** Start of Exercise materials **
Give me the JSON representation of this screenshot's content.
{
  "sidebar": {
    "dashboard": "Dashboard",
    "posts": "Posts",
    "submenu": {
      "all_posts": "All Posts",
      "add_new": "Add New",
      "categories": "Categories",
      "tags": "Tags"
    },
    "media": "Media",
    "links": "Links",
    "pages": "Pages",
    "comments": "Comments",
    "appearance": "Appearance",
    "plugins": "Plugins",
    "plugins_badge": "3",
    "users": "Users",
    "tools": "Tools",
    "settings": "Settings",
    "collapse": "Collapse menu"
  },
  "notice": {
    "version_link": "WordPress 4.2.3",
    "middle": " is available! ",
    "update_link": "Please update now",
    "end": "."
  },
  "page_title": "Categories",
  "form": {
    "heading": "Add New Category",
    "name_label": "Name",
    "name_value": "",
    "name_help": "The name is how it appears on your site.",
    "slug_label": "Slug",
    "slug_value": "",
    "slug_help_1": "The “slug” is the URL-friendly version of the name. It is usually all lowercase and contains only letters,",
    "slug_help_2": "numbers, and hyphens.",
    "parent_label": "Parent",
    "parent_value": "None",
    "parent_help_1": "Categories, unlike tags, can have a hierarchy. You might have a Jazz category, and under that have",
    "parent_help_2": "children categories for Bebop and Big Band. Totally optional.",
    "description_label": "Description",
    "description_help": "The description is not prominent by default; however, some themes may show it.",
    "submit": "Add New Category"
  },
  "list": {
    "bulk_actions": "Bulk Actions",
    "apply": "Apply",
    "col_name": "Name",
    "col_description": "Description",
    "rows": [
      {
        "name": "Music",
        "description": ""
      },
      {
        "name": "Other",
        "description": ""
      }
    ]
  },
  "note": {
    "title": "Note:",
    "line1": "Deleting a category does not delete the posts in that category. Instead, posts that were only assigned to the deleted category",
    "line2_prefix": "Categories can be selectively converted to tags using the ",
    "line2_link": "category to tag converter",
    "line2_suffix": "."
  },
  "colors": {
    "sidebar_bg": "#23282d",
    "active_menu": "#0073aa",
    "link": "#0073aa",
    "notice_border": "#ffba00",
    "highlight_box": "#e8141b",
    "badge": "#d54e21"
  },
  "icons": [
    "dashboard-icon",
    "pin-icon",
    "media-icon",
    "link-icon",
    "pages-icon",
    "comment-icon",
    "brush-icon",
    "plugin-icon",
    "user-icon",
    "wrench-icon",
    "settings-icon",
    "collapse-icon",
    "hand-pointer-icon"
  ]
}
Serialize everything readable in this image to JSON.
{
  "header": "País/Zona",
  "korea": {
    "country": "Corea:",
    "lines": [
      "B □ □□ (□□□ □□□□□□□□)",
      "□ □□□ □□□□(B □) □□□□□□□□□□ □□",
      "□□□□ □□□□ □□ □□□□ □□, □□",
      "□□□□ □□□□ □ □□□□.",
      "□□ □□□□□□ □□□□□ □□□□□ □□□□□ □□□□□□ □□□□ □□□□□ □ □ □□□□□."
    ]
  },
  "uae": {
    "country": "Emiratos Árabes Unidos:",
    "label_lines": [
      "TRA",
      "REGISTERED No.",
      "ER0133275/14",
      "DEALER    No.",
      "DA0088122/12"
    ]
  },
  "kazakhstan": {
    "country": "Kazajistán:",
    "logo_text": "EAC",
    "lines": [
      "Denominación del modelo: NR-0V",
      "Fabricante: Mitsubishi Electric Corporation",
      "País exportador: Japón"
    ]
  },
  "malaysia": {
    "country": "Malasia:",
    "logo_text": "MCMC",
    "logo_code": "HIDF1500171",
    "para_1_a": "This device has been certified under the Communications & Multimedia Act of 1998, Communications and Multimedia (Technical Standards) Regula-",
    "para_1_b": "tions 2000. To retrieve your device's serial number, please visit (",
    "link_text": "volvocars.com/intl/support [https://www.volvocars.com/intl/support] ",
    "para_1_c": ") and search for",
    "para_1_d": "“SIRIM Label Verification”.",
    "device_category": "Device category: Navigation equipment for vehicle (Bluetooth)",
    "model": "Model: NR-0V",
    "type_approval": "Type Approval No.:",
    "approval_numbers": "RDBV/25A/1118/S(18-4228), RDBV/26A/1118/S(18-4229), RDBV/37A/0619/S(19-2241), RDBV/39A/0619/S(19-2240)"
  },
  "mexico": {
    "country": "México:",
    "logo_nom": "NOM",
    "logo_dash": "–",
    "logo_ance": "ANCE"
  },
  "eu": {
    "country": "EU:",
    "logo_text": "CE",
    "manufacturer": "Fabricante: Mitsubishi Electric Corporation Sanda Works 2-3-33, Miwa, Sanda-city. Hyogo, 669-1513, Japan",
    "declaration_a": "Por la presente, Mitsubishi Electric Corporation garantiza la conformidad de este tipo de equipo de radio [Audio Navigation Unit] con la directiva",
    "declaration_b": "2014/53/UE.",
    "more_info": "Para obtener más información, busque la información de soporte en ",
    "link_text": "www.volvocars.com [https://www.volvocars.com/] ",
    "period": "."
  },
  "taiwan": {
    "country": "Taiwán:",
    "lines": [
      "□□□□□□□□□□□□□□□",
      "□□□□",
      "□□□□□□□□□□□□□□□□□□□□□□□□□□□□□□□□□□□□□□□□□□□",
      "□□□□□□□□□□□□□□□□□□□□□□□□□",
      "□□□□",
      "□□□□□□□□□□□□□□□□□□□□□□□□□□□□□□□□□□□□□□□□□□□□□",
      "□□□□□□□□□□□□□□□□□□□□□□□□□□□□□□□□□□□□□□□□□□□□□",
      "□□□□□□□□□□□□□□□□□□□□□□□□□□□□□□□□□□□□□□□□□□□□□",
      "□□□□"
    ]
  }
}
** End of Exercise materials **
§ Exercise brief:
The records above should be restated word for word, please.

§ Output of the exercise:
Give me the JSON representation of this screenshot's content.
{
  "sidebar": {
    "dashboard": "Dashboard",
    "posts": "Posts",
    "submenu": {
      "all_posts": "All Posts",
      "add_new": "Add New",
      "categories": "Categories",
      "tags": "Tags"
    },
    "media": "Media",
    "links": "Links",
    "pages": "Pages",
    "comments": "Comments",
    "appearance": "Appearance",
    "plugins": "Plugins",
    "plugins_badge": "3",
    "users": "Users",
    "tools": "Tools",
    "settings": "Settings",
    "collapse": "Collapse menu"
  },
  "notice": {
    "version_link": "WordPress 4.2.3",
    "middle": " is available! ",
    "update_link": "Please update now",
    "end": "."
  },
  "page_title": "Categories",
  "form": {
    "heading": "Add New Category",
    "name_label": "Name",
    "name_value": "",
    "name_help": "The name is how it appears on your site.",
    "slug_label": "Slug",
    "slug_value": "",
    "slug_help_1": "The “slug” is the URL-friendly version of the name. It is usually all lowercase and contains only letters,",
    "slug_help_2": "numbers, and hyphens.",
    "parent_label": "Parent",
    "parent_value": "None",
    "parent_help_1": "Categories, unlike tags, can have a hierarchy. You might have a Jazz category, and under that have",
    "parent_help_2": "children categories for Bebop and Big Band. Totally optional.",
    "description_label": "Description",
    "description_help": "The description is not prominent by default; however, some themes may show it.",
    "submit": "Add New Category"
  },
  "list": {
    "bulk_actions": "Bulk Actions",
    "apply": "Apply",
    "col_name": "Name",
    "col_description": "Description",
    "rows": [
      {
        "name": "Music",
        "description": ""
      },
      {
        "name": "Other",
        "description": ""
      }
    ]
  },
  "note": {
    "title": "Note:",
    "line1": "Deleting a category does not delete the posts in that category. Instead, posts that were only assigned to the deleted category",
    "line2_prefix": "Categories can be selectively converted to tags using the ",
    "line2_link": "category to tag converter",
    "line2_suffix": "."
  },
  "colors": {
    "sidebar_bg": "#23282d",
    "active_menu": "#0073aa",
    "link": "#0073aa",
    "notice_border": "#ffba00",
    "highlight_box": "#e8141b",
    "badge": "#d54e21"
  },
  "icons": [
    "dashboard-icon",
    "pin-icon",
    "media-icon",
    "link-icon",
    "pages-icon",
    "comment-icon",
    "brush-icon",
    "plugin-icon",
    "user-icon",
    "wrench-icon",
    "settings-icon",
    "collapse-icon",
    "hand-pointer-icon"
  ]
}
Serialize everything readable in this image to JSON.
{
  "header": "País/Zona",
  "korea": {
    "country": "Corea:",
    "lines": [
      "B □ □□ (□□□ □□□□□□□□)",
      "□ □□□ □□□□(B □) □□□□□□□□□□ □□",
      "□□□□ □□□□ □□ □□□□ □□, □□",
      "□□□□ □□□□ □ □□□□.",
      "□□ □□□□□□ □□□□□ □□□□□ □□□□□ □□□□□□ □□□□ □□□□□ □ □ □□□□□."
    ]
  },
  "uae": {
    "country": "Emiratos Árabes Unidos:",
    "label_lines": [
      "TRA",
      "REGISTERED No.",
      "ER0133275/14",
      "DEALER    No.",
      "DA0088122/12"
    ]
  },
  "kazakhstan": {
    "country": "Kazajistán:",
    "logo_text": "EAC",
    "lines": [
      "Denominación del modelo: NR-0V",
      "Fabricante: Mitsubishi Electric Corporation",
      "País exportador: Japón"
    ]
  },
  "malaysia": {
    "country": "Malasia:",
    "logo_text": "MCMC",
    "logo_code": "HIDF1500171",
    "para_1_a": "This device has been certified under the Communications & Multimedia Act of 1998, Communications and Multimedia (Technical Standards) Regula-",
    "para_1_b": "tions 2000. To retrieve your device's serial number, please visit (",
    "link_text": "volvocars.com/intl/support [https://www.volvocars.com/intl/support] ",
    "para_1_c": ") and search for",
    "para_1_d": "“SIRIM Label Verification”.",
    "device_category": "Device category: Navigation equipment for vehicle (Bluetooth)",
    "model": "Model: NR-0V",
    "type_approval": "Type Approval No.:",
    "approval_numbers": "RDBV/25A/1118/S(18-4228), RDBV/26A/1118/S(18-4229), RDBV/37A/0619/S(19-2241), RDBV/39A/0619/S(19-2240)"
  },
  "mexico": {
    "country": "México:",
    "logo_nom": "NOM",
    "logo_dash": "–",
    "logo_ance": "ANCE"
  },
  "eu": {
    "country": "EU:",
    "logo_text": "CE",
    "manufacturer": "Fabricante: Mitsubishi Electric Corporation Sanda Works 2-3-33, Miwa, Sanda-city. Hyogo, 669-1513, Japan",
    "declaration_a": "Por la presente, Mitsubishi Electric Corporation garantiza la conformidad de este tipo de equipo de radio [Audio Navigation Unit] con la directiva",
    "declaration_b": "2014/53/UE.",
    "more_info": "Para obtener más información, busque la información de soporte en ",
    "link_text": "www.volvocars.com [https://www.volvocars.com/] ",
    "period": "."
  },
  "taiwan": {
    "country": "Taiwán:",
    "lines": [
      "□□□□□□□□□□□□□□□",
      "□□□□",
      "□□□□□□□□□□□□□□□□□□□□□□□□□□□□□□□□□□□□□□□□□□□",
      "□□□□□□□□□□□□□□□□□□□□□□□□□",
      "□□□□",
      "□□□□□□□□□□□□□□□□□□□□□□□□□□□□□□□□□□□□□□□□□□□□□",
      "□□□□□□□□□□□□□□□□□□□□□□□□□□□□□□□□□□□□□□□□□□□□□",
      "□□□□□□□□□□□□□□□□□□□□□□□□□□□□□□□□□□□□□□□□□□□□□",
      "□□□□"
    ]
  }
}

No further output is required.